# What to produce:
For the listing below, give the number of lines in which "title" occurs. Add nothing.

# Information shown:
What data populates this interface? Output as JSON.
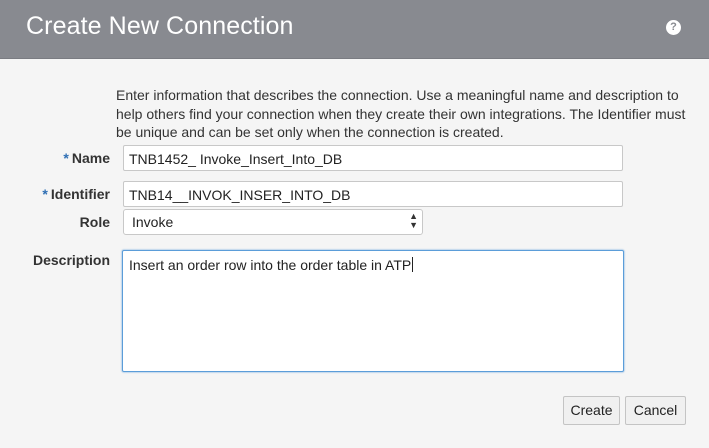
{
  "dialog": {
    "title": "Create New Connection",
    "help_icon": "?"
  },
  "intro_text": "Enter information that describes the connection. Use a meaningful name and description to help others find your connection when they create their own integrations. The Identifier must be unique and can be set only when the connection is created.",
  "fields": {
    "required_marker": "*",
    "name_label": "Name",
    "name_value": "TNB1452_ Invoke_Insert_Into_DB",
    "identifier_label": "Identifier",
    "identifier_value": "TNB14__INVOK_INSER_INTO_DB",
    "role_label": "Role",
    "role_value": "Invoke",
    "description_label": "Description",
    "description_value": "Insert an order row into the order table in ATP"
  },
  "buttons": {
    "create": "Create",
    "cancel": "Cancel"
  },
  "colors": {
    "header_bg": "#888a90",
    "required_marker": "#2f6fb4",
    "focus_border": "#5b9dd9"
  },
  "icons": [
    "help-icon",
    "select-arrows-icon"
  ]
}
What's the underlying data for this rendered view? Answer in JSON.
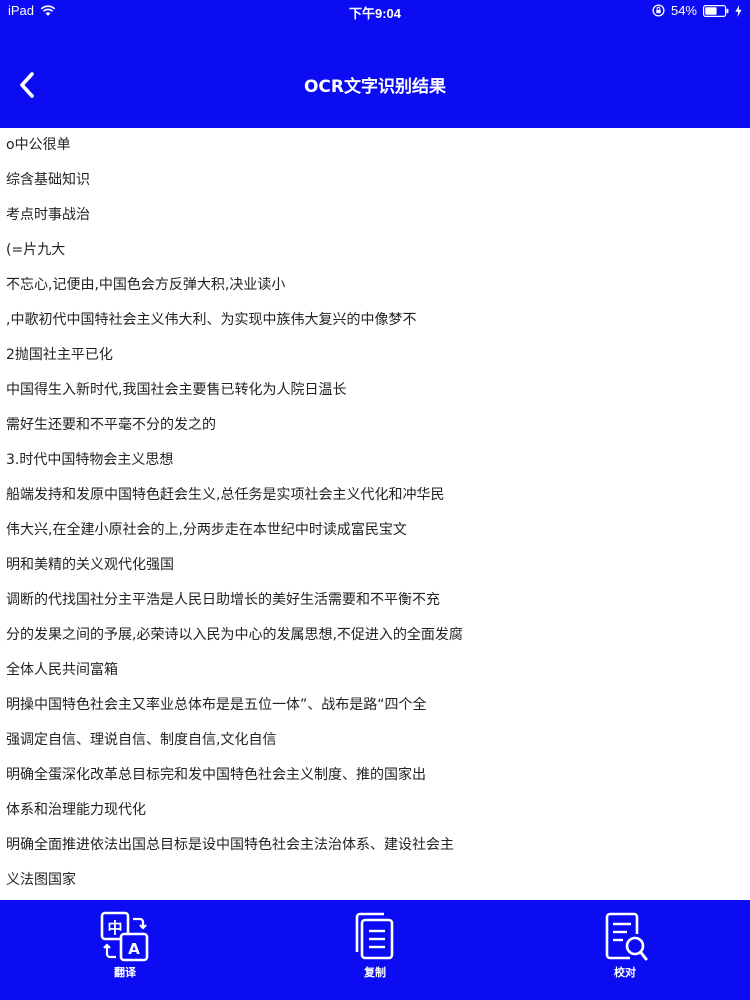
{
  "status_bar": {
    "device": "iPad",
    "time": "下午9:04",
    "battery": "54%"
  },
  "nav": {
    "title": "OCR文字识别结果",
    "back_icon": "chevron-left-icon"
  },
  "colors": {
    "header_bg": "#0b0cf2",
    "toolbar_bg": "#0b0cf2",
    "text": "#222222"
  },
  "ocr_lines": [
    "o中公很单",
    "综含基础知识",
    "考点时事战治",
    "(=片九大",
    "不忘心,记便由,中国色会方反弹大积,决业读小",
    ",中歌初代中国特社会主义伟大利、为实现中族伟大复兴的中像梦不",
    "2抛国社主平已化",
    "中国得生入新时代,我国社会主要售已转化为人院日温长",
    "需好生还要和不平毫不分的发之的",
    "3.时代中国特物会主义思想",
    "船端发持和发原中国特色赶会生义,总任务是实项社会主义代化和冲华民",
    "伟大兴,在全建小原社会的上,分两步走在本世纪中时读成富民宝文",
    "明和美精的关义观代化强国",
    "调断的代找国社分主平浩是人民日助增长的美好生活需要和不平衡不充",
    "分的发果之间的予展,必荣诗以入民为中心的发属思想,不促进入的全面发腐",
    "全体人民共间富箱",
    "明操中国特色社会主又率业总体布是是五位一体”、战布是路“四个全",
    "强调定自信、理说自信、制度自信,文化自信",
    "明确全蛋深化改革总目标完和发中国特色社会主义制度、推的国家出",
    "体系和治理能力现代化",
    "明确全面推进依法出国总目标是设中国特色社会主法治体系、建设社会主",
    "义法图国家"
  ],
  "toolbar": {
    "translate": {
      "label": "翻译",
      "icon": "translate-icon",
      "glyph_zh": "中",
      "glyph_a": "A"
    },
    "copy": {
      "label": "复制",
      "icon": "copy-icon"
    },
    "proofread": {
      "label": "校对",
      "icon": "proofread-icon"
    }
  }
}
* * *
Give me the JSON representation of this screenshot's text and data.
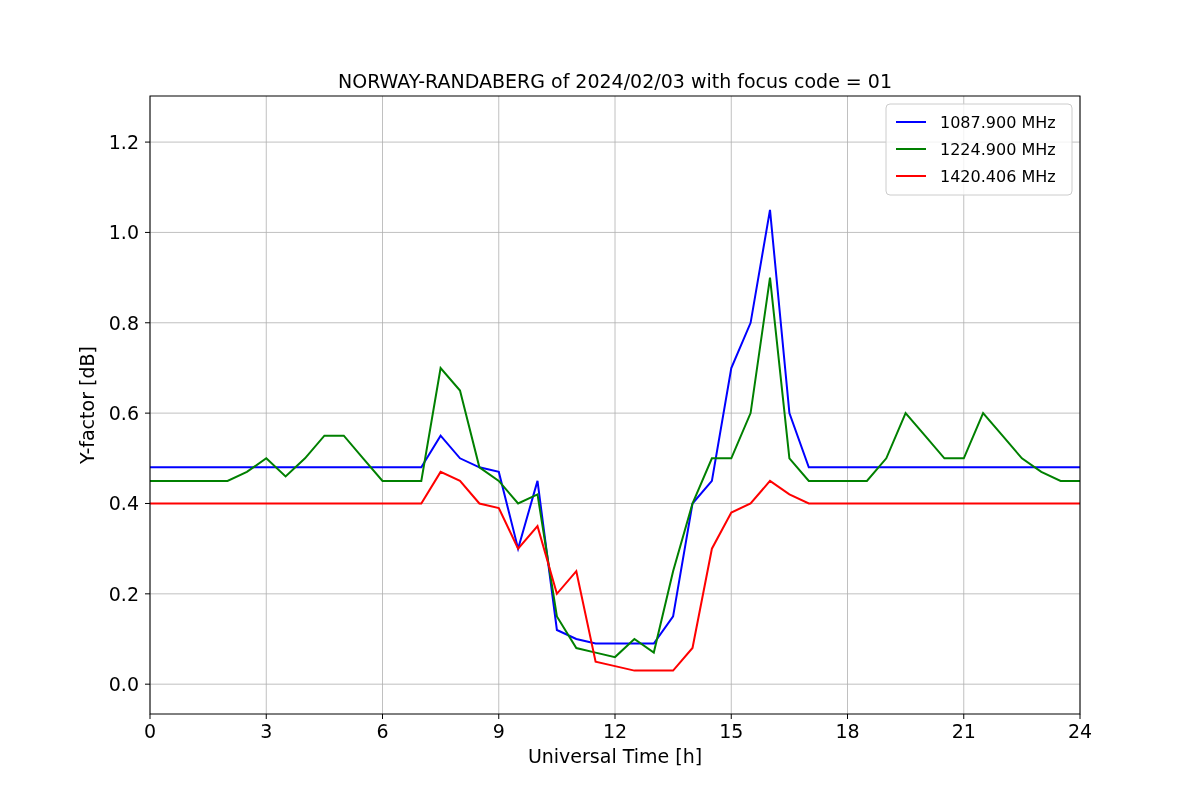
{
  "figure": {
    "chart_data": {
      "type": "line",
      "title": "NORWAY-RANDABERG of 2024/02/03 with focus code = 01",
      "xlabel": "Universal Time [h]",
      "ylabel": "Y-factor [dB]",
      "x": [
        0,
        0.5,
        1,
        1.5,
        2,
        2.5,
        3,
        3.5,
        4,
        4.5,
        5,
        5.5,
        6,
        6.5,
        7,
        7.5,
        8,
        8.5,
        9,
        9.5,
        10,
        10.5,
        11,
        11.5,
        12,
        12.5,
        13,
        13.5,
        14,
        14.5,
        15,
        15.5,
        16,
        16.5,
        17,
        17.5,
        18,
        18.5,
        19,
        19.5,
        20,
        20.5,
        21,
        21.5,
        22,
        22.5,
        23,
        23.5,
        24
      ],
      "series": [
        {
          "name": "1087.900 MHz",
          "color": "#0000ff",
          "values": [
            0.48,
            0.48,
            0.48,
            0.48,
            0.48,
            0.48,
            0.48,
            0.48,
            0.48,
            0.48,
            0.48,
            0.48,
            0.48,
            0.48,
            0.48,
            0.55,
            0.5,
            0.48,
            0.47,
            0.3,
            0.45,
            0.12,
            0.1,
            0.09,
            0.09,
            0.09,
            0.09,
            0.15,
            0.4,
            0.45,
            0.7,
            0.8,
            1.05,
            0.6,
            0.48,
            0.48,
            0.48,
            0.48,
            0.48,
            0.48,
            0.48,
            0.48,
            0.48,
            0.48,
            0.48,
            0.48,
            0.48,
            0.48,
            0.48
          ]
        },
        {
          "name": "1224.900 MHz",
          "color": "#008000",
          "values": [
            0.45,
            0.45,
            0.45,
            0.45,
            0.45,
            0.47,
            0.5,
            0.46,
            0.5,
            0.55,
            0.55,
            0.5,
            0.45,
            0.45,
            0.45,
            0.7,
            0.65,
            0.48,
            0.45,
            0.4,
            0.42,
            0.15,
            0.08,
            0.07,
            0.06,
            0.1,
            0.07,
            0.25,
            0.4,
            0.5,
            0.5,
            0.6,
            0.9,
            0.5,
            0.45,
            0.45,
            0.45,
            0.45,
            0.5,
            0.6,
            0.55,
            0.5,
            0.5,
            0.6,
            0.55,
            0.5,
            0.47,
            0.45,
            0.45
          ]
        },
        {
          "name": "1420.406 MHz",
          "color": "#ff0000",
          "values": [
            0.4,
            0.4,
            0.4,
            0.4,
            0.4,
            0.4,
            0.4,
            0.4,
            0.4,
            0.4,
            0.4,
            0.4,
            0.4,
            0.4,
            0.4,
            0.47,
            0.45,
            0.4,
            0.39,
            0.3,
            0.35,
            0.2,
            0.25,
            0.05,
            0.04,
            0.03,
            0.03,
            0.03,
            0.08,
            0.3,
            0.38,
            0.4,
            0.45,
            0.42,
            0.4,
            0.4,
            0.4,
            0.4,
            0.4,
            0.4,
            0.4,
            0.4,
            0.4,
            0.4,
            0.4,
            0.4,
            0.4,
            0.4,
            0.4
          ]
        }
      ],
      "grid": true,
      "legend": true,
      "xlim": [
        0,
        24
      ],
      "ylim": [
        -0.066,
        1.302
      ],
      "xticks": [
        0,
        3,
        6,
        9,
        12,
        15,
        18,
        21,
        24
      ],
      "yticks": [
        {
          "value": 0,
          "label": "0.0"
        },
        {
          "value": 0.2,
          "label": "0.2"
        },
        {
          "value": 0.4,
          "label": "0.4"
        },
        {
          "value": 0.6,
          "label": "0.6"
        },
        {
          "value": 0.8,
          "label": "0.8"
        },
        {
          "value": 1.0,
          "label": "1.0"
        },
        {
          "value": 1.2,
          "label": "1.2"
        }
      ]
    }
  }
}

# Answer:
3